### [EXERCISE DESCRIPTION]
Read the entries below and pull out each line with the string "Earnings".
** Start EXERCISE MATERIAL **
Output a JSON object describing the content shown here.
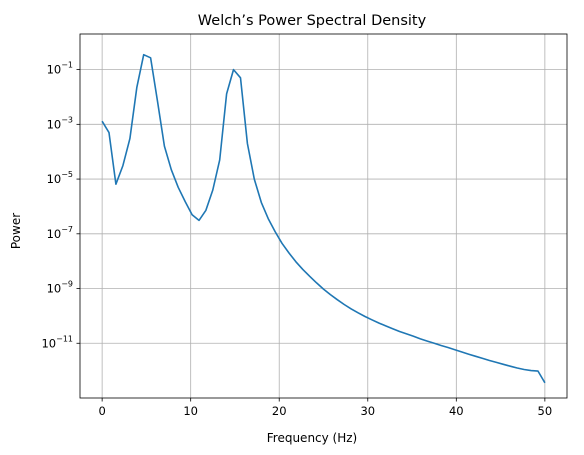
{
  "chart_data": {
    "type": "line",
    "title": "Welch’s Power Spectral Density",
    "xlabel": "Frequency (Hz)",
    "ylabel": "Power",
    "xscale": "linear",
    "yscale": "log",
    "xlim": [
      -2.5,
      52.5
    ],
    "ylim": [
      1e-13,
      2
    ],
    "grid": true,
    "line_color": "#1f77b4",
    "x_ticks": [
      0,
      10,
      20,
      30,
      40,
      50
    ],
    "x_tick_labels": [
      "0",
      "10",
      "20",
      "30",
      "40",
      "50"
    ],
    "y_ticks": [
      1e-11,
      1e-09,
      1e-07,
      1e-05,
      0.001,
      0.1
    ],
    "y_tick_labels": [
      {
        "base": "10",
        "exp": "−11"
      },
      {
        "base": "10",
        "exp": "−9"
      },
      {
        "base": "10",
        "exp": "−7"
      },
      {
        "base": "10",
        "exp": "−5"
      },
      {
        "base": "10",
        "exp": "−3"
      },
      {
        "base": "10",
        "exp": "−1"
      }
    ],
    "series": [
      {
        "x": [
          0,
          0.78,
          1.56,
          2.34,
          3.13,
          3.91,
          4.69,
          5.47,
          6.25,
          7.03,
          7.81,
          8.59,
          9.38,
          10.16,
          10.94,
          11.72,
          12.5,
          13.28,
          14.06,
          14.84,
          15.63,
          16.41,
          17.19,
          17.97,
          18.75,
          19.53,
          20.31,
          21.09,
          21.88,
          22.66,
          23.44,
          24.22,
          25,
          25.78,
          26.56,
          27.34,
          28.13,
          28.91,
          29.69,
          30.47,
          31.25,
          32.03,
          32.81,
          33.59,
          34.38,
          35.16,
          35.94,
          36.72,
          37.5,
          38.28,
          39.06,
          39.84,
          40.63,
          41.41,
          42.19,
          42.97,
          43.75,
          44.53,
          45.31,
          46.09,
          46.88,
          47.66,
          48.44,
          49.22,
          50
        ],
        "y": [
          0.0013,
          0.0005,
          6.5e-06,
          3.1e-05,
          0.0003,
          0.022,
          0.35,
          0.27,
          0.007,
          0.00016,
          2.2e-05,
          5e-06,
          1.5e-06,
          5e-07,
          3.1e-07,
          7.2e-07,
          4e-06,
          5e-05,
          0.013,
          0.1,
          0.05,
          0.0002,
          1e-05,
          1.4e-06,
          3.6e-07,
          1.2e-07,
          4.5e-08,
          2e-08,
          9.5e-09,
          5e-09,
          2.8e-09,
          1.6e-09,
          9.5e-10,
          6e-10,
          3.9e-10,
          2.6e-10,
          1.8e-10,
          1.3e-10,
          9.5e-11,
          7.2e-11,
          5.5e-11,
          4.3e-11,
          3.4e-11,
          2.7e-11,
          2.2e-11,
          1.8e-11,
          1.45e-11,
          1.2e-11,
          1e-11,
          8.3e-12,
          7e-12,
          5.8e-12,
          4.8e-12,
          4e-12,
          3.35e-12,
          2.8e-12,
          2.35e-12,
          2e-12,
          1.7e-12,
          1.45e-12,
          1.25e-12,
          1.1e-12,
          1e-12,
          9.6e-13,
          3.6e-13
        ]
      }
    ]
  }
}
** End EXERCISE MATERIAL **
** Start EXERCISE MATERIAL **
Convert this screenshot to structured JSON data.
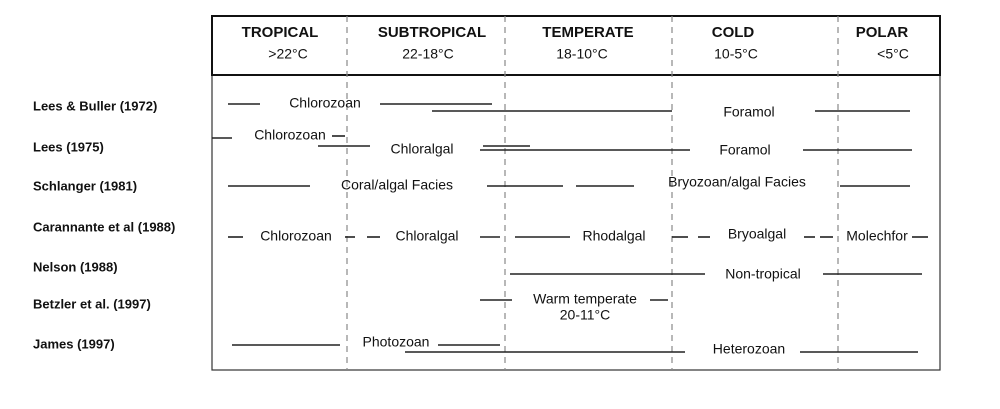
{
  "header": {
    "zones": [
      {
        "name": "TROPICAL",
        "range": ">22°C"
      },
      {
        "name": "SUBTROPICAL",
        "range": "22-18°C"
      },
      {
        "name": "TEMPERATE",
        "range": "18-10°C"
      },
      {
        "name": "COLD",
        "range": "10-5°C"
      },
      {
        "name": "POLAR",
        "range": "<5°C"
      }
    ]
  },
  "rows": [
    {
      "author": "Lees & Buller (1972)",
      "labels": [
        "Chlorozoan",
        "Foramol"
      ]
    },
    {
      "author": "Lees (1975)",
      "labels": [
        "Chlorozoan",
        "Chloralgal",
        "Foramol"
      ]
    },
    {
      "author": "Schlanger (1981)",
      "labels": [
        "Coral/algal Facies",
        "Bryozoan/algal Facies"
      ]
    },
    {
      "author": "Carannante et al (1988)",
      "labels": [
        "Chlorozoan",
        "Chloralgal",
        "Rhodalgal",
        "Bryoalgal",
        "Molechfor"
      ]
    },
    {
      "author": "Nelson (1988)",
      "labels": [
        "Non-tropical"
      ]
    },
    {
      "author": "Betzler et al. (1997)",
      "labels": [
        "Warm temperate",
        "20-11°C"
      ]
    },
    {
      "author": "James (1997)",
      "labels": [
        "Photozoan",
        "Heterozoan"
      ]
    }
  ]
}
** End EXERCISE MATERIAL **
** Start EXERCISE MATERIAL **
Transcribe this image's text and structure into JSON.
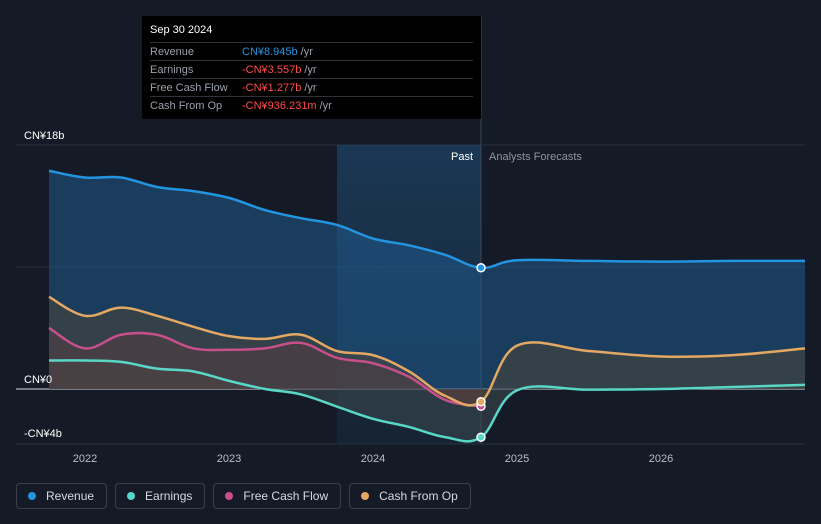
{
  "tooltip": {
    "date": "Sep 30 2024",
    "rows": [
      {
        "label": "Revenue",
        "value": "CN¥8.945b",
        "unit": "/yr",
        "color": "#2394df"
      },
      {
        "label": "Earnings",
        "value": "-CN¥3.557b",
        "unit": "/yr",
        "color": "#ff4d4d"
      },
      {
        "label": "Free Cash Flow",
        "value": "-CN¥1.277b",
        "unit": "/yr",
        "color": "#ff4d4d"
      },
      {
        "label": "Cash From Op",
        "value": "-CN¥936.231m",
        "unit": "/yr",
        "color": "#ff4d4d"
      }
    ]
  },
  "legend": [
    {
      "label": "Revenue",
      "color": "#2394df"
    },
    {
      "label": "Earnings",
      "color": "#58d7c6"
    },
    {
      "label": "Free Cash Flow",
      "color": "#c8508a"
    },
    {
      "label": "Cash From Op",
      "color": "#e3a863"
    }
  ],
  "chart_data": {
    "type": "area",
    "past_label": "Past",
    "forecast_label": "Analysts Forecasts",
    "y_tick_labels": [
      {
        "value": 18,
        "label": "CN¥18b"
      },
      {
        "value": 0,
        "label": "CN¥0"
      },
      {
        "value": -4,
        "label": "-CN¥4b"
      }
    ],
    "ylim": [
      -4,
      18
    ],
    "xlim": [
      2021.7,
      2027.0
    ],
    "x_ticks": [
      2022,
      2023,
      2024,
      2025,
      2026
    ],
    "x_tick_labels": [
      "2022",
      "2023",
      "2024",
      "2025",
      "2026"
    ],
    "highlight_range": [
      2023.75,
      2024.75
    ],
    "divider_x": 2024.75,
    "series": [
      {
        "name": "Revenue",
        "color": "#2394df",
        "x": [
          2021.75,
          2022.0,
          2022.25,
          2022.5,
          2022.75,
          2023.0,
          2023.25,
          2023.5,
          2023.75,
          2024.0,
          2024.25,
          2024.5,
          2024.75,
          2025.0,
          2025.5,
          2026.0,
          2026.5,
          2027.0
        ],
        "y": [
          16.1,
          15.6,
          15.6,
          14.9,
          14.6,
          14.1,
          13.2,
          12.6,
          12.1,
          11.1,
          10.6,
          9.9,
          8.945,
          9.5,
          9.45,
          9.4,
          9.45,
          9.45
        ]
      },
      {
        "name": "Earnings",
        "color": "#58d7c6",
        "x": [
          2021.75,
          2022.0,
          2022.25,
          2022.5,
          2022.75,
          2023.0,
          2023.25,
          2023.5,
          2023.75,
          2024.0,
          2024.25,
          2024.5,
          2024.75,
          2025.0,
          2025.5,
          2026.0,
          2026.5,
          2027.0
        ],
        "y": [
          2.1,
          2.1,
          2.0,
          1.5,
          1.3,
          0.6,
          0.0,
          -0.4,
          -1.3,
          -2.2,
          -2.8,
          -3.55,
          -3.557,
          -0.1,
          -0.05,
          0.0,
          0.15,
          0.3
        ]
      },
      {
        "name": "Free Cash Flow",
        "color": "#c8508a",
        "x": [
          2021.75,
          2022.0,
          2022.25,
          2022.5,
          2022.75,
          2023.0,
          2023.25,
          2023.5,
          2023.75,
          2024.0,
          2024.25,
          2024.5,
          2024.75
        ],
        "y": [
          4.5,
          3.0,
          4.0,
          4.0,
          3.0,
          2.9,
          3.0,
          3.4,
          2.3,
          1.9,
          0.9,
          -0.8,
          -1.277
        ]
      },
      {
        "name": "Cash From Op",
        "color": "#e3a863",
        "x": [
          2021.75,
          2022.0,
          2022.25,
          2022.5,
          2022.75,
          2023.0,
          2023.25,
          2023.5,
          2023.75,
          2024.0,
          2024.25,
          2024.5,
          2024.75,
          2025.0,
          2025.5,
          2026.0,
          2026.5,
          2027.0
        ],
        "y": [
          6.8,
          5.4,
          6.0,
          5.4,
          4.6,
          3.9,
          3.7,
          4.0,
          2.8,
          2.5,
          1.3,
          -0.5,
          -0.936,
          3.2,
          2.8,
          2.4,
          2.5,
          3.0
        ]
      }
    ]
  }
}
** End EXERCISE MATERIAL **
### [TASK SOLUTION]
        "label": "Earnings",
      "label": "Earnings",
        "name": "Earnings",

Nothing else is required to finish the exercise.